### Short problem
Make an exact copy of all the material below, apart from the pictures.

### Exercise material
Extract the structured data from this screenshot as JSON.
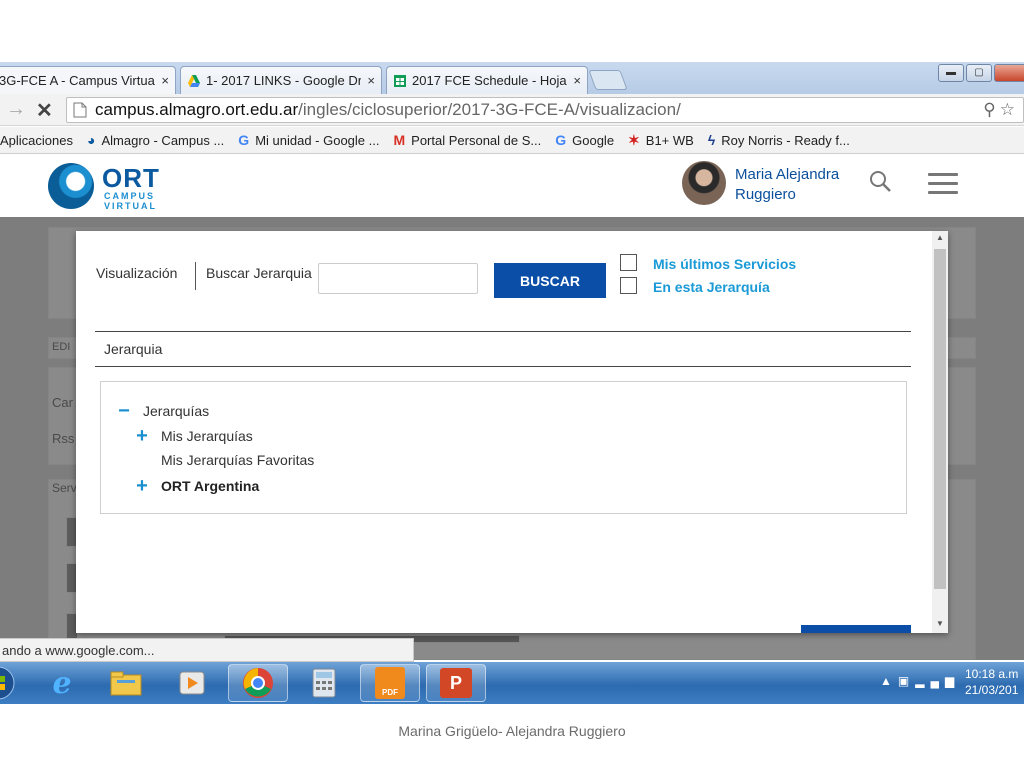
{
  "browser": {
    "tabs": [
      {
        "label": "3G-FCE A - Campus Virtua",
        "close": "×",
        "icon": "ort-favicon"
      },
      {
        "label": "1- 2017 LINKS - Google Dr",
        "close": "×",
        "icon": "google-drive-icon"
      },
      {
        "label": "2017 FCE Schedule - Hoja",
        "close": "×",
        "icon": "google-sheets-icon"
      }
    ],
    "url_host": "campus.almagro.ort.edu.ar",
    "url_path": "/ingles/ciclosuperior/2017-3G-FCE-A/visualizacion/",
    "bookmarks": [
      {
        "label": "Aplicaciones",
        "icon": ""
      },
      {
        "label": "Almagro - Campus ...",
        "icon": "ort-favicon"
      },
      {
        "label": "Mi unidad - Google ...",
        "icon": "google-g-icon"
      },
      {
        "label": "Portal Personal de S...",
        "icon": "gmail-icon"
      },
      {
        "label": "Google",
        "icon": "google-g-icon"
      },
      {
        "label": "B1+ WB",
        "icon": "b1-icon"
      },
      {
        "label": "Roy Norris - Ready f...",
        "icon": "roy-norris-icon"
      }
    ],
    "status": "ando a www.google.com..."
  },
  "header": {
    "logo_main": "ORT",
    "logo_sub1": "CAMPUS",
    "logo_sub2": "VIRTUAL",
    "user_first": "Maria Alejandra",
    "user_last": "Ruggiero"
  },
  "background": {
    "edit": "EDI",
    "c1": "Car",
    "c2": "Rss",
    "s1": "Serv"
  },
  "modal": {
    "visualizacion": "Visualización",
    "buscar_label": "Buscar Jerarquia",
    "search_value": "",
    "buscar_button": "BUSCAR",
    "check1_label": "Mis últimos Servicios",
    "check2_label": "En esta Jerarquía",
    "jerarquia_header": "Jerarquia",
    "tree": [
      {
        "sign": "−",
        "label": "Jerarquías",
        "level": 0
      },
      {
        "sign": "+",
        "label": "Mis Jerarquías",
        "level": 1
      },
      {
        "sign": "",
        "label": "Mis Jerarquías Favoritas",
        "level": 1
      },
      {
        "sign": "+",
        "label": "ORT Argentina",
        "level": 1
      }
    ]
  },
  "taskbar": {
    "apps": [
      "start-orb",
      "internet-explorer-icon",
      "file-explorer-icon",
      "media-player-icon",
      "chrome-icon",
      "calculator-icon",
      "pdf-icon",
      "powerpoint-icon"
    ],
    "pdf_label": "PDF",
    "time": "10:18 a.m",
    "date": "21/03/201"
  },
  "footer": "Marina Grigüelo- Alejandra Ruggiero",
  "colors": {
    "brand_blue": "#0a4ea8",
    "link_blue": "#1a9ad6",
    "overlay_gray": "#7d7d7d"
  }
}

### Complete answer
Extract the structured data from this screenshot as JSON.
{
  "browser": {
    "tabs": [
      {
        "label": "3G-FCE A - Campus Virtua",
        "close": "×",
        "icon": "ort-favicon"
      },
      {
        "label": "1- 2017 LINKS - Google Dr",
        "close": "×",
        "icon": "google-drive-icon"
      },
      {
        "label": "2017 FCE Schedule - Hoja",
        "close": "×",
        "icon": "google-sheets-icon"
      }
    ],
    "url_host": "campus.almagro.ort.edu.ar",
    "url_path": "/ingles/ciclosuperior/2017-3G-FCE-A/visualizacion/",
    "bookmarks": [
      {
        "label": "Aplicaciones",
        "icon": ""
      },
      {
        "label": "Almagro - Campus ...",
        "icon": "ort-favicon"
      },
      {
        "label": "Mi unidad - Google ...",
        "icon": "google-g-icon"
      },
      {
        "label": "Portal Personal de S...",
        "icon": "gmail-icon"
      },
      {
        "label": "Google",
        "icon": "google-g-icon"
      },
      {
        "label": "B1+ WB",
        "icon": "b1-icon"
      },
      {
        "label": "Roy Norris - Ready f...",
        "icon": "roy-norris-icon"
      }
    ],
    "status": "ando a www.google.com..."
  },
  "header": {
    "logo_main": "ORT",
    "logo_sub1": "CAMPUS",
    "logo_sub2": "VIRTUAL",
    "user_first": "Maria Alejandra",
    "user_last": "Ruggiero"
  },
  "background": {
    "edit": "EDI",
    "c1": "Car",
    "c2": "Rss",
    "s1": "Serv"
  },
  "modal": {
    "visualizacion": "Visualización",
    "buscar_label": "Buscar Jerarquia",
    "search_value": "",
    "buscar_button": "BUSCAR",
    "check1_label": "Mis últimos Servicios",
    "check2_label": "En esta Jerarquía",
    "jerarquia_header": "Jerarquia",
    "tree": [
      {
        "sign": "−",
        "label": "Jerarquías",
        "level": 0
      },
      {
        "sign": "+",
        "label": "Mis Jerarquías",
        "level": 1
      },
      {
        "sign": "",
        "label": "Mis Jerarquías Favoritas",
        "level": 1
      },
      {
        "sign": "+",
        "label": "ORT Argentina",
        "level": 1
      }
    ]
  },
  "taskbar": {
    "apps": [
      "start-orb",
      "internet-explorer-icon",
      "file-explorer-icon",
      "media-player-icon",
      "chrome-icon",
      "calculator-icon",
      "pdf-icon",
      "powerpoint-icon"
    ],
    "pdf_label": "PDF",
    "time": "10:18 a.m",
    "date": "21/03/201"
  },
  "footer": "Marina Grigüelo- Alejandra Ruggiero",
  "colors": {
    "brand_blue": "#0a4ea8",
    "link_blue": "#1a9ad6",
    "overlay_gray": "#7d7d7d"
  }
}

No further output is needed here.